* [Given instruction] Determine how many lines hold "color" and give only that number.

##### Task data

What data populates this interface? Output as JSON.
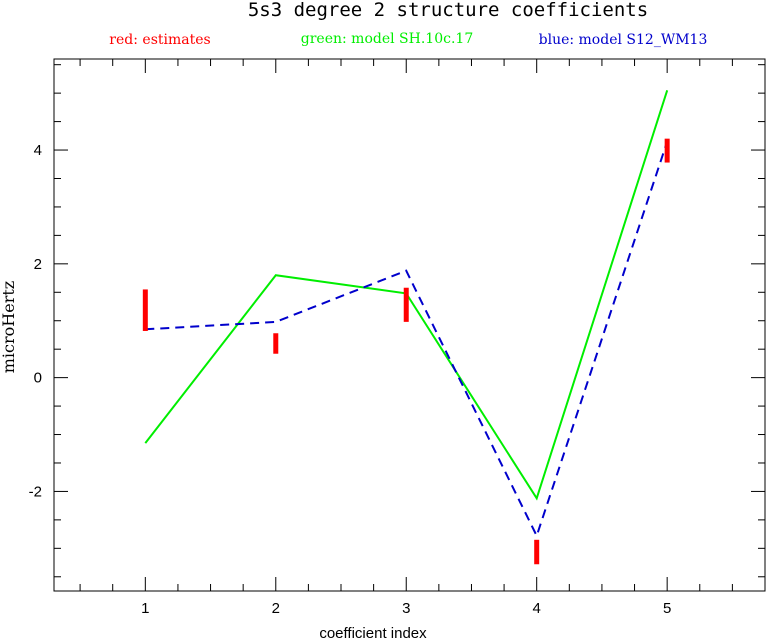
{
  "chart_data": {
    "type": "line",
    "title": "5s3 degree 2 structure coefficients",
    "xlabel": "coefficient index",
    "ylabel": "microHertz",
    "xlim": [
      0.3,
      5.75
    ],
    "ylim": [
      -3.75,
      5.6
    ],
    "x_ticks": [
      1,
      2,
      3,
      4,
      5
    ],
    "y_ticks": [
      -2,
      0,
      2,
      4
    ],
    "x_minor_step": 0.25,
    "y_minor_step": 0.5,
    "grid": false,
    "legend": [
      {
        "label": "red: estimates",
        "color": "#ff0000"
      },
      {
        "label": "green: model SH.10c.17",
        "color": "#00ee00"
      },
      {
        "label": "blue: model S12_WM13",
        "color": "#0000cc"
      }
    ],
    "estimates": {
      "name": "",
      "color": "#ff0000",
      "x": [
        1,
        2,
        3,
        4,
        5
      ],
      "low": [
        0.82,
        0.42,
        0.98,
        -3.28,
        3.78
      ],
      "high": [
        1.55,
        0.78,
        1.58,
        -2.85,
        4.2
      ]
    },
    "series": [
      {
        "name": "",
        "color": "#00ee00",
        "style": "solid",
        "x": [
          1,
          2,
          3,
          4,
          5
        ],
        "values": [
          -1.15,
          1.8,
          1.48,
          -2.12,
          5.05
        ]
      },
      {
        "name": "",
        "color": "#0000cc",
        "style": "dashed",
        "x": [
          1,
          2,
          3,
          4,
          5
        ],
        "values": [
          0.85,
          0.98,
          1.88,
          -2.78,
          4.15
        ]
      }
    ]
  }
}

##########

* [Written answer] 6